Figure record listings:

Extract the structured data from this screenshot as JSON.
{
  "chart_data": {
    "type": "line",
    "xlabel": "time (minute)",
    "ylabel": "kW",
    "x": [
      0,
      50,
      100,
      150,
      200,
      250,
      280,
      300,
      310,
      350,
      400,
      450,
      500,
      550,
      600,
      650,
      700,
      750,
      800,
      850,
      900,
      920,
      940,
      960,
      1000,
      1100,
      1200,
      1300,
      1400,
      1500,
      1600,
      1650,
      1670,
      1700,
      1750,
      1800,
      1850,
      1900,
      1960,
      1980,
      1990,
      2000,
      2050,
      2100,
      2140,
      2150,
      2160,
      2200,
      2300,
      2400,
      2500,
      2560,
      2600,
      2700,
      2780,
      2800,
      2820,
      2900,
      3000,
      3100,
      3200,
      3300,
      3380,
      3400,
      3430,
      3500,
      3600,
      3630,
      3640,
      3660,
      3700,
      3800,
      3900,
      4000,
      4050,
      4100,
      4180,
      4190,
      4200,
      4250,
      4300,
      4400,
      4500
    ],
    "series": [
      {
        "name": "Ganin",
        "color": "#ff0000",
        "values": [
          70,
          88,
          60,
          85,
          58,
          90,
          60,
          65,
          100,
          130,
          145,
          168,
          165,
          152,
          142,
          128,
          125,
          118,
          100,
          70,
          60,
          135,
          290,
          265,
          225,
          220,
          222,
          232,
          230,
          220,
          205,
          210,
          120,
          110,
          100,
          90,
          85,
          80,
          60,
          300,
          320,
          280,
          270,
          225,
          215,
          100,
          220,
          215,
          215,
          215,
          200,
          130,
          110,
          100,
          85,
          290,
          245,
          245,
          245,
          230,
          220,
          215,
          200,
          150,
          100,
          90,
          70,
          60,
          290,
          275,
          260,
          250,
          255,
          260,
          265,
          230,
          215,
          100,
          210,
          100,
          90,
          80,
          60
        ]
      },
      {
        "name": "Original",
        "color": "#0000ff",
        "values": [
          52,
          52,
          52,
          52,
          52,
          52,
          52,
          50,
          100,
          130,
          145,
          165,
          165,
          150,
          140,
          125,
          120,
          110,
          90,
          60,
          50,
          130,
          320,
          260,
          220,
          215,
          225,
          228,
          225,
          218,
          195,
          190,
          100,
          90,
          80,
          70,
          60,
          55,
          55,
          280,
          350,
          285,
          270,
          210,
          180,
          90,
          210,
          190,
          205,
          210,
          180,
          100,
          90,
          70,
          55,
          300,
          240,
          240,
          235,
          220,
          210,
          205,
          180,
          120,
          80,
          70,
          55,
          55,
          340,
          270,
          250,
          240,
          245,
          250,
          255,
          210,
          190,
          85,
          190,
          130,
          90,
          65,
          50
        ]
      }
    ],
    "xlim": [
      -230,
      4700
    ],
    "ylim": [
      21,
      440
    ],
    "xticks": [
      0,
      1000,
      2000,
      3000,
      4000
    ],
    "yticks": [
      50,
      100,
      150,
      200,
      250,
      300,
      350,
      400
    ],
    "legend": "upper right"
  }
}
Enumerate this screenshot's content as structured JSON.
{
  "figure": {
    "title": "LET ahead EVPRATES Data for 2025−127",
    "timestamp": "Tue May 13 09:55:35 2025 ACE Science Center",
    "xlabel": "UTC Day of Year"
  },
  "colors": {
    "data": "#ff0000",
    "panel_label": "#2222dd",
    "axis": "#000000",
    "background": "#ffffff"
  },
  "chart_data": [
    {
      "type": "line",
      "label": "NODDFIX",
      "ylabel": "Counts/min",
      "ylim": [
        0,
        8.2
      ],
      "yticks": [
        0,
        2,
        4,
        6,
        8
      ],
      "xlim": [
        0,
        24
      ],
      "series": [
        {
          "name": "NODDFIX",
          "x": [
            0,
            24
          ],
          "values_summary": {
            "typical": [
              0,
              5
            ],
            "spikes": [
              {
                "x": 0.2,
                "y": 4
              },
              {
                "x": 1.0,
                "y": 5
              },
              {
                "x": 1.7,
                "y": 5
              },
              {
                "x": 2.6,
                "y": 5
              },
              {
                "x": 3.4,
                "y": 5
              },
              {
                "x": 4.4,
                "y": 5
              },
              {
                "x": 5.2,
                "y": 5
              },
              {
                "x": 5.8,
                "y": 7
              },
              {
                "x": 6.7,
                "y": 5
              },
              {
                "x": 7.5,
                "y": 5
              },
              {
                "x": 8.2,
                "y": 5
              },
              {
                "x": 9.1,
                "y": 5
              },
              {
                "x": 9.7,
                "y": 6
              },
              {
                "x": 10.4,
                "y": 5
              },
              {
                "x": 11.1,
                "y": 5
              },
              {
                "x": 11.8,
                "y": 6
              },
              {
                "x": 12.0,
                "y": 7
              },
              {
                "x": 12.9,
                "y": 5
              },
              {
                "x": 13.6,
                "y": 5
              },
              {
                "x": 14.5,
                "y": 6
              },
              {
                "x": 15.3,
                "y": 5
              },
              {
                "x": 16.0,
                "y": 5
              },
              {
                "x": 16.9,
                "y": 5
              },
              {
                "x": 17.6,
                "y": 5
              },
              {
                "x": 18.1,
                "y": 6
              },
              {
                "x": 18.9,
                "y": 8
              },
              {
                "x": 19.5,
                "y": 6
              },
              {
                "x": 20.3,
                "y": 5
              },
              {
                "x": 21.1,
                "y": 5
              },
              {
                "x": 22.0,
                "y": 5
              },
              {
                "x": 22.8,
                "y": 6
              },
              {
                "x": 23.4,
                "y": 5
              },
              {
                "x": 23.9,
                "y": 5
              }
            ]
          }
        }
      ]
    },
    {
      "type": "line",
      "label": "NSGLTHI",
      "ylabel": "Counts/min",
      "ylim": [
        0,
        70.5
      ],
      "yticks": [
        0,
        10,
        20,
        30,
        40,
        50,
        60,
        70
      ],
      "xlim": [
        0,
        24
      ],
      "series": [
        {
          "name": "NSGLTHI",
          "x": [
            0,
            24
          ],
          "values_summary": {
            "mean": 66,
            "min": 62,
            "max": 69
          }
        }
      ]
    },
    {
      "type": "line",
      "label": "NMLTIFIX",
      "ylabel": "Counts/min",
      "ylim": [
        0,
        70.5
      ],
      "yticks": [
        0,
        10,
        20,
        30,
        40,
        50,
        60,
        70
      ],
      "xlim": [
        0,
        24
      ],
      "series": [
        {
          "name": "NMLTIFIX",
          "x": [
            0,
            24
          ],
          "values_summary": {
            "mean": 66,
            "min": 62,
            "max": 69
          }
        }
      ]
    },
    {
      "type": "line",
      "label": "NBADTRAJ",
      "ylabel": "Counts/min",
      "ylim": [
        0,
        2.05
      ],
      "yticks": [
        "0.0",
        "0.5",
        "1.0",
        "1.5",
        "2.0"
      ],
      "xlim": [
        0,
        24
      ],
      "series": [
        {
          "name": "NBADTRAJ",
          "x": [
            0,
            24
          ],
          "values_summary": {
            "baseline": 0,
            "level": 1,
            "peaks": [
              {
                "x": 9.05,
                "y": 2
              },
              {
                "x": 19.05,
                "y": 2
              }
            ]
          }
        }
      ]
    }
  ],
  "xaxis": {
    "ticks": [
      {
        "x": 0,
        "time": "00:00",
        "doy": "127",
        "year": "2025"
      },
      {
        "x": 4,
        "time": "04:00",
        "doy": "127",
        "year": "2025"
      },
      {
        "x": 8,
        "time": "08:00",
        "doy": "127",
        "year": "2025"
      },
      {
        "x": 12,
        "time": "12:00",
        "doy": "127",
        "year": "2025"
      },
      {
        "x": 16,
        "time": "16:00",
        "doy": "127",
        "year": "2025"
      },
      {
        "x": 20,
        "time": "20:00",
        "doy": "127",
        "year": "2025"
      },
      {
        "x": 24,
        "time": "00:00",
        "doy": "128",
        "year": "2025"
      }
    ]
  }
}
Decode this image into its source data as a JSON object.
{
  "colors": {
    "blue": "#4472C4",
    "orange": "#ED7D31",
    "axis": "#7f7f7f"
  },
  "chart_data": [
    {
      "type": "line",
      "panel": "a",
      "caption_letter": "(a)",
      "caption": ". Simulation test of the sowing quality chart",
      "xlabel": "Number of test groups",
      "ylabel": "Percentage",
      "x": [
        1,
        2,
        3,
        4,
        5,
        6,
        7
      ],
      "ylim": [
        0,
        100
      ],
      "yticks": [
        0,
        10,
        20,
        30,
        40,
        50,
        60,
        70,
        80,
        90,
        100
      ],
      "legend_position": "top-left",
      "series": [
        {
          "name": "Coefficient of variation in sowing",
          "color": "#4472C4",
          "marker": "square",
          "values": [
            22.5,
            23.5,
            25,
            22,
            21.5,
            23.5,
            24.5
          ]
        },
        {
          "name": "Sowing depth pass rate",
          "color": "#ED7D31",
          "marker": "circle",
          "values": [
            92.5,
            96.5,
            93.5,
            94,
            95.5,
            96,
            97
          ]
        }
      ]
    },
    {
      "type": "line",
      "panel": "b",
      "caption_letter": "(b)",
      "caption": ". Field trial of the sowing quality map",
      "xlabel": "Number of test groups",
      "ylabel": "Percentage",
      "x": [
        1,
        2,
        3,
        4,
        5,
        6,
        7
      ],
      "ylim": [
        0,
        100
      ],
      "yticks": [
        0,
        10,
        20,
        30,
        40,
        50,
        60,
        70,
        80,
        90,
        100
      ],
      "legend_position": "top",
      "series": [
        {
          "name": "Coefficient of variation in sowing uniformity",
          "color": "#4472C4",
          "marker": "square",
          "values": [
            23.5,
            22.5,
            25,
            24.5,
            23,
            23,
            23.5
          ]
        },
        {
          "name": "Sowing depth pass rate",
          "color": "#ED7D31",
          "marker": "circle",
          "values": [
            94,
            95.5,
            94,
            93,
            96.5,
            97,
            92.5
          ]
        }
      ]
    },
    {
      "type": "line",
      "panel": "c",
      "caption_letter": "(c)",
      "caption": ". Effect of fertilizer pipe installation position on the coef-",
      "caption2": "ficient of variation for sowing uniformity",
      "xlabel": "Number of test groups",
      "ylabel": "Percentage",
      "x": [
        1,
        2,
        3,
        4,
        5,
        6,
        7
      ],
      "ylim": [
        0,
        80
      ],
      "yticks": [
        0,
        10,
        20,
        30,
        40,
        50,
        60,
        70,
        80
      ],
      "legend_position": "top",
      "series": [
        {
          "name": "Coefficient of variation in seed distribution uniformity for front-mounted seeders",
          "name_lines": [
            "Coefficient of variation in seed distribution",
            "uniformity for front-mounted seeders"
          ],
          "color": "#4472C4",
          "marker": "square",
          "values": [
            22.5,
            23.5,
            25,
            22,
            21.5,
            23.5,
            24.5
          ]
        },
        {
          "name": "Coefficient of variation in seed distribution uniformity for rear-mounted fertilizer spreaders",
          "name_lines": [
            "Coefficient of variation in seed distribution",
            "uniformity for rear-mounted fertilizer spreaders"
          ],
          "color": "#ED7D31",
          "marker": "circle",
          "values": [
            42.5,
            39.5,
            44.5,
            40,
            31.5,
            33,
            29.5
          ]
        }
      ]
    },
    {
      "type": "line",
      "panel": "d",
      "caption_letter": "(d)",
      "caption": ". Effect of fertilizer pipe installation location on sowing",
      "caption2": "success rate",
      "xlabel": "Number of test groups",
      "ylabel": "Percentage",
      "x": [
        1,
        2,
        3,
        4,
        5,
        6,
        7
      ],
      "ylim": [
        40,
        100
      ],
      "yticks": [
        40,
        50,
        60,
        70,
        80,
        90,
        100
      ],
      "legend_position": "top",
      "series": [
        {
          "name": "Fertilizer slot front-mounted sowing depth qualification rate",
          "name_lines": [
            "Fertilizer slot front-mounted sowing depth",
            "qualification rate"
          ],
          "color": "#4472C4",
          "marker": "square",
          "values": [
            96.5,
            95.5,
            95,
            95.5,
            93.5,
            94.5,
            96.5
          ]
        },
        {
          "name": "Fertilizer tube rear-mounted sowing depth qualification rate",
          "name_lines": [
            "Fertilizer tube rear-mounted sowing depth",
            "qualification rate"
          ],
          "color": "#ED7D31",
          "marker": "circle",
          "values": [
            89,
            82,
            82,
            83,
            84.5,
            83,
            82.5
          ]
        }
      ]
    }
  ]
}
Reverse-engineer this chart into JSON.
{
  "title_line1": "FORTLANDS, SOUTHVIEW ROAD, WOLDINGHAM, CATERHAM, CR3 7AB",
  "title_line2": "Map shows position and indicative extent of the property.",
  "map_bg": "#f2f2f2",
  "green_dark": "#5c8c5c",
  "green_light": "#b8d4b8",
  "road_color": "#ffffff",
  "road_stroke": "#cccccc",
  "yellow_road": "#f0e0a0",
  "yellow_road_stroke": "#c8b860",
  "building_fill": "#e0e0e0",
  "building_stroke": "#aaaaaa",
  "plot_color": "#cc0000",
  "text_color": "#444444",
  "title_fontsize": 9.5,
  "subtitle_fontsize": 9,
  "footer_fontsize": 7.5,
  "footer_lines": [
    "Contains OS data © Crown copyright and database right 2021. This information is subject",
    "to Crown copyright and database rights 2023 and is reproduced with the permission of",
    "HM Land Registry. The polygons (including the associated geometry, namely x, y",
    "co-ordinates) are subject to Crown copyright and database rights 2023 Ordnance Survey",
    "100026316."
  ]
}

§ **Task requirements**: Every line in the data above that contains "qualification" needs to be copied.

§ **Exercise solution**:
          "name": "Fertilizer slot front-mounted sowing depth qualification rate",
            "qualification rate"
          "name": "Fertilizer tube rear-mounted sowing depth qualification rate",
            "qualification rate"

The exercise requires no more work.